*Problem 1*.
In the records below, copy word for word the stretch from the line containing "tree-item-consultants[interactable]: Consultants [6,226,320,255]" through the line containing "table-header: Name [321,184,593,224]".

*Supplied passage*.
────
Theresa Allore was a nineteen year old Canadian college student who disappeared on Friday, November 3, 1978, from Champlain College Lennoxville in the Eastern Townships of Quebec.

Circumstances 
Theresa Allore was a nineteen year old student at Champlain College Lennoxville, Quebec, Canada. Her lodgings were in Compton, a fifteen minute drive south. On November 3, 1978, she disappeared from the campus. Five months later, on April 13, 1979, her body was discovered in a small body of water approximately one kilometre from her dormitory residence in Compton, Quebec. She was wearing only her underwear. Upon her disappearance police initially suggested she was a runaway. When her body was discovered police then suggested that she was the possible victim of a drug overdose, perhaps with the assistance of fellow college students.
────
*Data*.

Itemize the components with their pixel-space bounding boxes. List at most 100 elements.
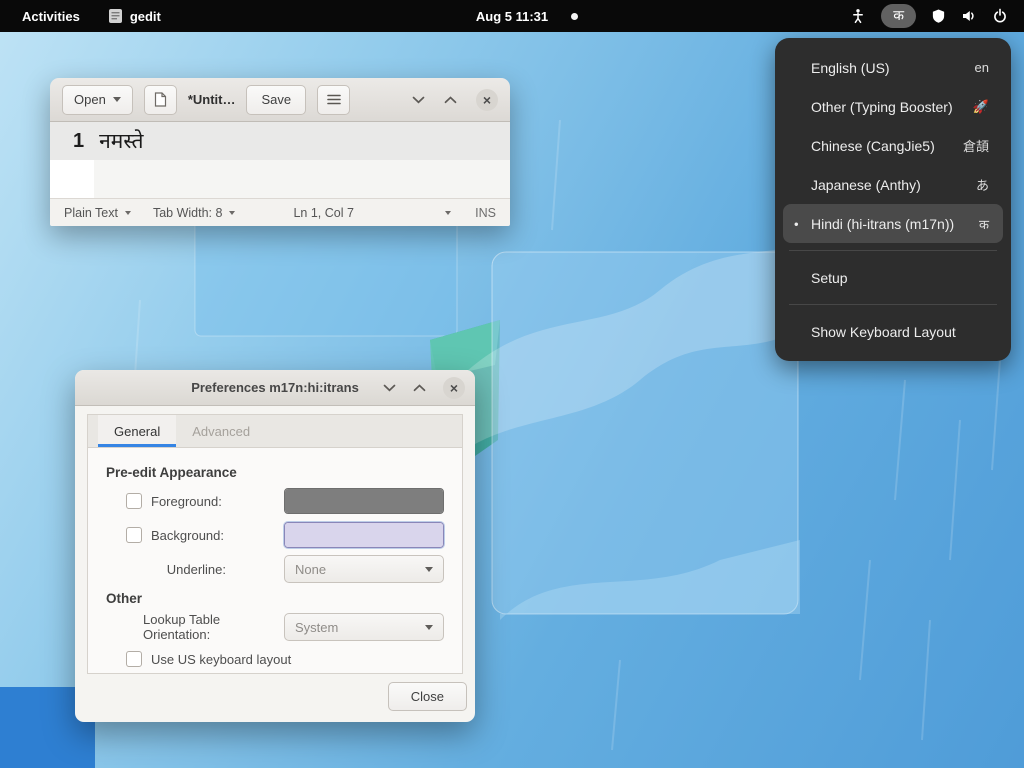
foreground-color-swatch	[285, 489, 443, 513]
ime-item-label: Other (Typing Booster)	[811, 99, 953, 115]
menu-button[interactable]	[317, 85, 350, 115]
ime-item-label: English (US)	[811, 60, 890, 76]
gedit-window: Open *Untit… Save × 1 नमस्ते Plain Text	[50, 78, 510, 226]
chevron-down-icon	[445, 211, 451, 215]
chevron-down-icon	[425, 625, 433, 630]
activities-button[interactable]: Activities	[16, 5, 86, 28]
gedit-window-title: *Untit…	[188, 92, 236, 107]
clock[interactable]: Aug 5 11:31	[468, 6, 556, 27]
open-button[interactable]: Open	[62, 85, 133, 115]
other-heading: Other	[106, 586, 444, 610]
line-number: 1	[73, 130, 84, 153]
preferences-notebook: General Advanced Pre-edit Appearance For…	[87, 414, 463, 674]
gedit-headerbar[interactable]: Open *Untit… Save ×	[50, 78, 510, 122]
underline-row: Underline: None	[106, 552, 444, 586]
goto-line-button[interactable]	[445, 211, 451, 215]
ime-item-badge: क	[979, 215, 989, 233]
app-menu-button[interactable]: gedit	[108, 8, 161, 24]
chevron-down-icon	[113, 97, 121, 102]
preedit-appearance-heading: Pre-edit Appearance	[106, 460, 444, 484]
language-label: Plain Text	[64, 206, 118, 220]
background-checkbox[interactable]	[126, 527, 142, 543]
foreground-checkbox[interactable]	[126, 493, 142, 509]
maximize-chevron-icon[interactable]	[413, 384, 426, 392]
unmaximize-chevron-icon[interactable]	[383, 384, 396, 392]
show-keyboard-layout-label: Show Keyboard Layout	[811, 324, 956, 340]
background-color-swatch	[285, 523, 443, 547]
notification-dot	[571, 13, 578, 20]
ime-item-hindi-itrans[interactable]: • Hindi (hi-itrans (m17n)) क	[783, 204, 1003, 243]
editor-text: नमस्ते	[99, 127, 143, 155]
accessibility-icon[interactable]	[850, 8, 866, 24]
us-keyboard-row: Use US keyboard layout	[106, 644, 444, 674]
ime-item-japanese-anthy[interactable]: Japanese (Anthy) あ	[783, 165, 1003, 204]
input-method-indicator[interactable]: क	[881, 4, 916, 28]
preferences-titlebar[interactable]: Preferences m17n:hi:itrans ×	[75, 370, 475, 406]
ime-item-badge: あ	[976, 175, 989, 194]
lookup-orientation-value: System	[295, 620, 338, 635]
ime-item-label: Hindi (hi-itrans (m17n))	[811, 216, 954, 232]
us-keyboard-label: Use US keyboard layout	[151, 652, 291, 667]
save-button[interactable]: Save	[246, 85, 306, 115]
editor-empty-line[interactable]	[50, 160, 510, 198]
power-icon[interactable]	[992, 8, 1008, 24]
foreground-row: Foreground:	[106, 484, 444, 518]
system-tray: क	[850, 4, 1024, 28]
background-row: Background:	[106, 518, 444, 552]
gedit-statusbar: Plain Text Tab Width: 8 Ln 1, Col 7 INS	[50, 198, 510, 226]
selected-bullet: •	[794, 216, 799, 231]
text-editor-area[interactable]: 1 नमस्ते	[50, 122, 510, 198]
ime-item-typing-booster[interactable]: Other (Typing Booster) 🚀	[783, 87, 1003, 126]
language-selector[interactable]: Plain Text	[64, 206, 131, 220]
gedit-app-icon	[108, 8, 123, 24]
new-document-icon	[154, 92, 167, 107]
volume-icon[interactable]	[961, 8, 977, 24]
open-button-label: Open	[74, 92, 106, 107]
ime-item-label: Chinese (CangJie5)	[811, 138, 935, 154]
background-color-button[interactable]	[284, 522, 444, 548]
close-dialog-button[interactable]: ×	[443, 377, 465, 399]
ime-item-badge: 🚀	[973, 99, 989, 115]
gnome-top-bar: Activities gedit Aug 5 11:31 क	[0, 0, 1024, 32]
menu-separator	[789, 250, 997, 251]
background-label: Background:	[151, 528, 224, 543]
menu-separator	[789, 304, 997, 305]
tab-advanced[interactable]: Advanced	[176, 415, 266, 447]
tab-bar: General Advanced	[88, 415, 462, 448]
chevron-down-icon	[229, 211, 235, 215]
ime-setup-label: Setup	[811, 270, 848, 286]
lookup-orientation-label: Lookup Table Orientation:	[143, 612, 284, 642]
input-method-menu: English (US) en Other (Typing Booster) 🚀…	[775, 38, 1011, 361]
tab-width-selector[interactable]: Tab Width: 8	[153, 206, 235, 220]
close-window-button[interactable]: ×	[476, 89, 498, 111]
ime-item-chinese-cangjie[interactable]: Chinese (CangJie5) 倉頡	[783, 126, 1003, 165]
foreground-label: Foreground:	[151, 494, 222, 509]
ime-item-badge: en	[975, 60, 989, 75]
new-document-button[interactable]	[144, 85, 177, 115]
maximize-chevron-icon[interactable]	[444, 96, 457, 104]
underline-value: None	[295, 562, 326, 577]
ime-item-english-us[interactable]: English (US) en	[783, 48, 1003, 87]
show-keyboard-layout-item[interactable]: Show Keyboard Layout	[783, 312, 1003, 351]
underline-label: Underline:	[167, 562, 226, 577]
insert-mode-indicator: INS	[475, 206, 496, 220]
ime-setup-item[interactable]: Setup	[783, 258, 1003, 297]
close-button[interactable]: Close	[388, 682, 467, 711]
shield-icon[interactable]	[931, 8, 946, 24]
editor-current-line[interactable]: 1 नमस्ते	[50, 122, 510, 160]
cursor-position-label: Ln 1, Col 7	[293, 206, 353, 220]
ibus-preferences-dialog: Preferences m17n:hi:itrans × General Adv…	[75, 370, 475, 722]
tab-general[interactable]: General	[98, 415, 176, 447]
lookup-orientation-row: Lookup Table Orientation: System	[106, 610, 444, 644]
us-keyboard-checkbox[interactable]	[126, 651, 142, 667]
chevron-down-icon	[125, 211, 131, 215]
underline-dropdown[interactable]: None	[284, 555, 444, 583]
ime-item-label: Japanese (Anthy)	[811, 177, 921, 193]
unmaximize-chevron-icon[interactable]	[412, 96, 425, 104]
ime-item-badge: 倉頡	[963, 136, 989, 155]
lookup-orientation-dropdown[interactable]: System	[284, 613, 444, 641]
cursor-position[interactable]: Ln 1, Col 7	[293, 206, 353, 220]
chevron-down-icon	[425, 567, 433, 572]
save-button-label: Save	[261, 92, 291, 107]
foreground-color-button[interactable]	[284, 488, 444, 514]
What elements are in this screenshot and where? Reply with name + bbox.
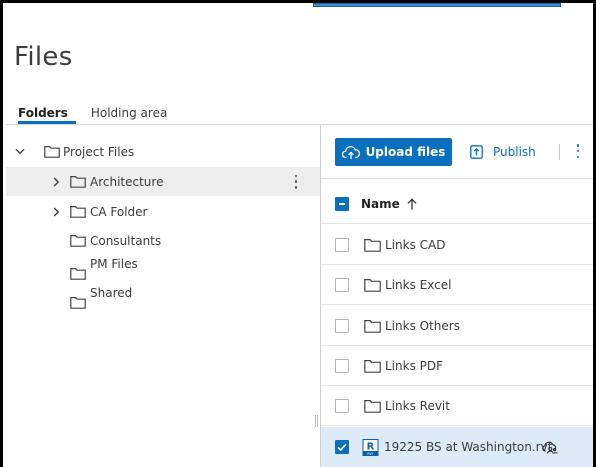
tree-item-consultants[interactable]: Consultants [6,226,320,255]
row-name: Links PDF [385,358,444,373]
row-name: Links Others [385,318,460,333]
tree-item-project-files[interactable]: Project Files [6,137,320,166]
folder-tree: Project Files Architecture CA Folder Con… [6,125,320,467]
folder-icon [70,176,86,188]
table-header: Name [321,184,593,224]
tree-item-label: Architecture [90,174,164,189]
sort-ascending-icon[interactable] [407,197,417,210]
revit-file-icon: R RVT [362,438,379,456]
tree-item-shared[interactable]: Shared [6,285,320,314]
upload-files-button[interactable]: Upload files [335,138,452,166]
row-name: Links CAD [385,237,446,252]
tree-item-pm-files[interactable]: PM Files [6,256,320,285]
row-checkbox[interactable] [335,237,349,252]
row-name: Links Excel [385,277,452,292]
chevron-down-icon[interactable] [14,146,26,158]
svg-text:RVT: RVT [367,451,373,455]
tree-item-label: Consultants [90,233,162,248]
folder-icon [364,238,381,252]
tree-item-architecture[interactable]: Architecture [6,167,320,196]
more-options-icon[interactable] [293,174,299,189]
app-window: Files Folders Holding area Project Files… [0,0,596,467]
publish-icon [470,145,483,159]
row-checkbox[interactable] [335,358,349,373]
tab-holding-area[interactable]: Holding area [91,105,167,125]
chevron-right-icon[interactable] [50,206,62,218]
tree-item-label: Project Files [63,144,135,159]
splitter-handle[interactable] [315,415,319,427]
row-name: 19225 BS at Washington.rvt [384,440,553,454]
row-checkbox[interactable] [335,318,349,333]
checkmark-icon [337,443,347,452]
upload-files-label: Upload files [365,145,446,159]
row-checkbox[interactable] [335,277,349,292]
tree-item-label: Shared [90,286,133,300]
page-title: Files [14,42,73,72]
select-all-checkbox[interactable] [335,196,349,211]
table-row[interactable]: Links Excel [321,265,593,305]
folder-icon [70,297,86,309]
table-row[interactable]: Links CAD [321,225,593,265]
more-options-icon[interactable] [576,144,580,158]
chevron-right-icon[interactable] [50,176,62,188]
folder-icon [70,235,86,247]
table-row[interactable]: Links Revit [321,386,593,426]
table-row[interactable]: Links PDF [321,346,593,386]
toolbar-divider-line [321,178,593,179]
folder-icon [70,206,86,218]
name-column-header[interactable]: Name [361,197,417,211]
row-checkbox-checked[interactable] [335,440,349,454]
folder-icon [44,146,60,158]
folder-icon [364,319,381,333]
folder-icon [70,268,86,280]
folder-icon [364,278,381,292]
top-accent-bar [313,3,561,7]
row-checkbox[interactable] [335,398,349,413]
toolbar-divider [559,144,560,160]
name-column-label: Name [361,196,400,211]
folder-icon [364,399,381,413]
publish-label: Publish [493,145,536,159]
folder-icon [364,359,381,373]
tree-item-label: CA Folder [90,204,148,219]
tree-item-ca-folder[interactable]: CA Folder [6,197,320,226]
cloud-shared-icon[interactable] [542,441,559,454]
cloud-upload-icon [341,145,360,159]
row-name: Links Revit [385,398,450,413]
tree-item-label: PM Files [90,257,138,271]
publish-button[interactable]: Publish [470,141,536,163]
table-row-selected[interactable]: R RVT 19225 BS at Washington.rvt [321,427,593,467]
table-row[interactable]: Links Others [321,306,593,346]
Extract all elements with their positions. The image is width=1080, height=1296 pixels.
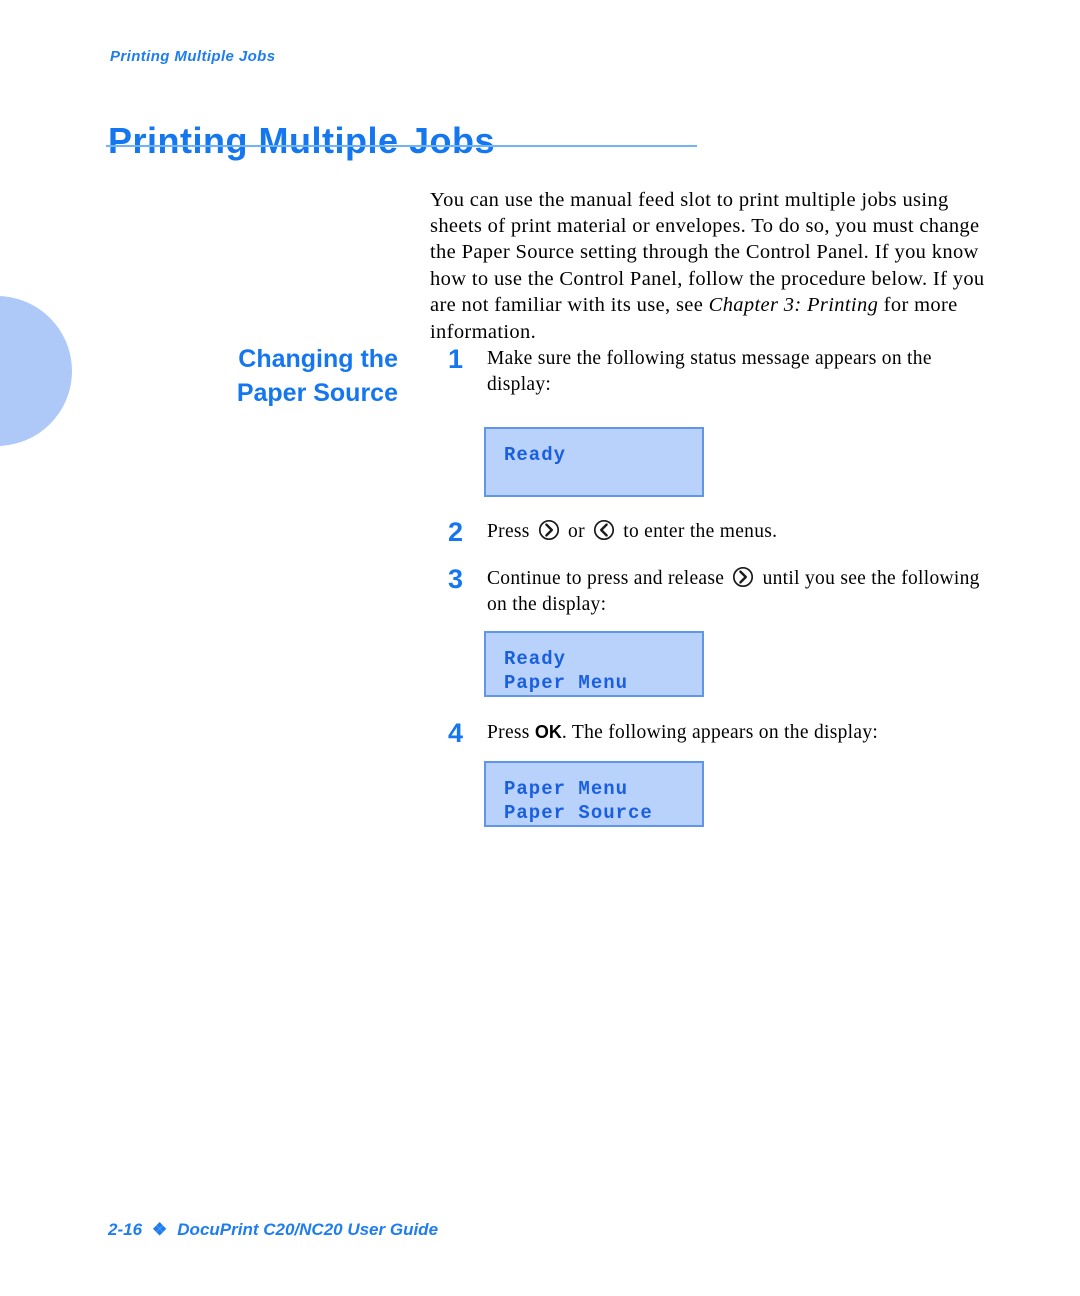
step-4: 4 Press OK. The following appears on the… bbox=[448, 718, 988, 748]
────
*Problem 2*.
Can you continue the account of Theresa Allore's disappearance from where it stops above?

*Answer 1*.
tree-item-consultants[interactable]: Consultants [6,226,320,255]
row-name: Links PDF [385,358,444,373]
row-name: Links Others [385,318,460,333]
tree-item-project-files[interactable]: Project Files [6,137,320,166]
folder-tree: Project Files Architecture CA Folder Con… [6,125,320,467]
folder-icon [70,176,86,188]
table-header: Name [321,184,593,224]

*Answer 2*.
Developments 
In the summer of 2002, the family of Allore enlisted the support of an investigative reporter and friend, Patricia Pearson, who produced a series of articles for Canada's National Post newspaper that presented compelling evidence that she was a victim of murder, and that her death was possibly linked to multiple other unsolved local cases. The theory was supported by geographic profiler and then FBI consultant, Kim Rossmo, who suggested a serial sexual predator may have been operating in the Quebec region in the late 1970s and advised police to investigate the deaths as a series.
Since 2002, Theresa's brother, John Allore—who produces the podcast, Who Killed Theresa?—has continued the investigation, identifying dozens of other unsolved murders and disappearances from 1971 to 1981 which may be associated. He successfully lobbied for the creation of a Sûreté du Québec cold case unit, which was created in 2004. Beginning in 2018, John Allore started to focus on other Quebec cases from the 1970s through the present era, cases that further suggest systemic failures in Quebec criminal justice. On January 17, 2019 the Montreal police, the Service de police de la Ville de Montréal, announced it was creating its own cold case squad, in large part due to the lobbying efforts of John Allore. In November 2018 John Allore was awarded the Senate of Canada’s Sesquicentennial Medal for his work in victims advocacy for "recognition of your valuable service to the nation." The book Wish You Were Here about the unsolved murder of Theresa Allore was published by Penguin Random House Canada in September 2020.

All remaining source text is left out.